- [The task] Here are some entries; quote each one exactly.

++++++++++

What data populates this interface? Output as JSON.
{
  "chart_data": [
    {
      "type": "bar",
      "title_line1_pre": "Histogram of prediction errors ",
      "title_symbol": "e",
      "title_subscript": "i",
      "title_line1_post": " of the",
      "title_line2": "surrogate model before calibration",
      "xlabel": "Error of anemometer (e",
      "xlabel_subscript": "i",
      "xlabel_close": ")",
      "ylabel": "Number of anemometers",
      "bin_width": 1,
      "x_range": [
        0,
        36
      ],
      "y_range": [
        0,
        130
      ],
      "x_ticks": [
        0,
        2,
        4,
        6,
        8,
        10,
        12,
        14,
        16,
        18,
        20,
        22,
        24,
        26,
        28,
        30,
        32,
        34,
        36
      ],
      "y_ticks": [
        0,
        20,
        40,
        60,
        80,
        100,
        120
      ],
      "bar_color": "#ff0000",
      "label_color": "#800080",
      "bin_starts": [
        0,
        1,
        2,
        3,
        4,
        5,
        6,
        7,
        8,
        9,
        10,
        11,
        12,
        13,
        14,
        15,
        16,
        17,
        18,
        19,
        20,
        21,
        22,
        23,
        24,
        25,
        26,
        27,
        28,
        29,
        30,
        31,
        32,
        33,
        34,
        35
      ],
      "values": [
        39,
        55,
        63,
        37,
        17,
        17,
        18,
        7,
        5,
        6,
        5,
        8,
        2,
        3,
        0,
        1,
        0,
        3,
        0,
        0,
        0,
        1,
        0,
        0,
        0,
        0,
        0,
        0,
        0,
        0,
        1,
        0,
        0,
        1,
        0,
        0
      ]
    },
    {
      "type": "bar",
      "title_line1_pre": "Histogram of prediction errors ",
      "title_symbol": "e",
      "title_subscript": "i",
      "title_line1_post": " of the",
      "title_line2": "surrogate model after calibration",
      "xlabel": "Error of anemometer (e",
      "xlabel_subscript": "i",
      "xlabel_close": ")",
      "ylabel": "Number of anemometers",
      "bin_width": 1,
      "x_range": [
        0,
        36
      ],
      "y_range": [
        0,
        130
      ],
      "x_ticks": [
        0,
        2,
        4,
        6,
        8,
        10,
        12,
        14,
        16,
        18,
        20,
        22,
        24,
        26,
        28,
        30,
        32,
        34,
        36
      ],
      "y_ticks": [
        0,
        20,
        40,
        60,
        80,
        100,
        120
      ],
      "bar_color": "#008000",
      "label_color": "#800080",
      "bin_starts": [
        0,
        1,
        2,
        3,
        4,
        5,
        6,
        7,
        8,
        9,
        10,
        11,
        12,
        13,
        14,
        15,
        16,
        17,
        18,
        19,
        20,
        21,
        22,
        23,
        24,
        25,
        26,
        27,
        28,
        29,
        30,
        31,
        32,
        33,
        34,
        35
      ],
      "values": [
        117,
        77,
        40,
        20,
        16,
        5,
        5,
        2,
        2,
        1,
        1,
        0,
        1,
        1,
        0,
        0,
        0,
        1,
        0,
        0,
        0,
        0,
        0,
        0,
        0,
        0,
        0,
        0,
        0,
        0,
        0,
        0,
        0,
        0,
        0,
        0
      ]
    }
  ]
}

++++++++++

- [Answer to the exercise]
What data populates this interface? Output as JSON.
{
  "chart_data": [
    {
      "type": "bar",
      "title_line1_pre": "Histogram of prediction errors ",
      "title_symbol": "e",
      "title_subscript": "i",
      "title_line1_post": " of the",
      "title_line2": "surrogate model before calibration",
      "xlabel": "Error of anemometer (e",
      "xlabel_subscript": "i",
      "xlabel_close": ")",
      "ylabel": "Number of anemometers",
      "bin_width": 1,
      "x_range": [
        0,
        36
      ],
      "y_range": [
        0,
        130
      ],
      "x_ticks": [
        0,
        2,
        4,
        6,
        8,
        10,
        12,
        14,
        16,
        18,
        20,
        22,
        24,
        26,
        28,
        30,
        32,
        34,
        36
      ],
      "y_ticks": [
        0,
        20,
        40,
        60,
        80,
        100,
        120
      ],
      "bar_color": "#ff0000",
      "label_color": "#800080",
      "bin_starts": [
        0,
        1,
        2,
        3,
        4,
        5,
        6,
        7,
        8,
        9,
        10,
        11,
        12,
        13,
        14,
        15,
        16,
        17,
        18,
        19,
        20,
        21,
        22,
        23,
        24,
        25,
        26,
        27,
        28,
        29,
        30,
        31,
        32,
        33,
        34,
        35
      ],
      "values": [
        39,
        55,
        63,
        37,
        17,
        17,
        18,
        7,
        5,
        6,
        5,
        8,
        2,
        3,
        0,
        1,
        0,
        3,
        0,
        0,
        0,
        1,
        0,
        0,
        0,
        0,
        0,
        0,
        0,
        0,
        1,
        0,
        0,
        1,
        0,
        0
      ]
    },
    {
      "type": "bar",
      "title_line1_pre": "Histogram of prediction errors ",
      "title_symbol": "e",
      "title_subscript": "i",
      "title_line1_post": " of the",
      "title_line2": "surrogate model after calibration",
      "xlabel": "Error of anemometer (e",
      "xlabel_subscript": "i",
      "xlabel_close": ")",
      "ylabel": "Number of anemometers",
      "bin_width": 1,
      "x_range": [
        0,
        36
      ],
      "y_range": [
        0,
        130
      ],
      "x_ticks": [
        0,
        2,
        4,
        6,
        8,
        10,
        12,
        14,
        16,
        18,
        20,
        22,
        24,
        26,
        28,
        30,
        32,
        34,
        36
      ],
      "y_ticks": [
        0,
        20,
        40,
        60,
        80,
        100,
        120
      ],
      "bar_color": "#008000",
      "label_color": "#800080",
      "bin_starts": [
        0,
        1,
        2,
        3,
        4,
        5,
        6,
        7,
        8,
        9,
        10,
        11,
        12,
        13,
        14,
        15,
        16,
        17,
        18,
        19,
        20,
        21,
        22,
        23,
        24,
        25,
        26,
        27,
        28,
        29,
        30,
        31,
        32,
        33,
        34,
        35
      ],
      "values": [
        117,
        77,
        40,
        20,
        16,
        5,
        5,
        2,
        2,
        1,
        1,
        0,
        1,
        1,
        0,
        0,
        0,
        1,
        0,
        0,
        0,
        0,
        0,
        0,
        0,
        0,
        0,
        0,
        0,
        0,
        0,
        0,
        0,
        0,
        0,
        0
      ]
    }
  ]
}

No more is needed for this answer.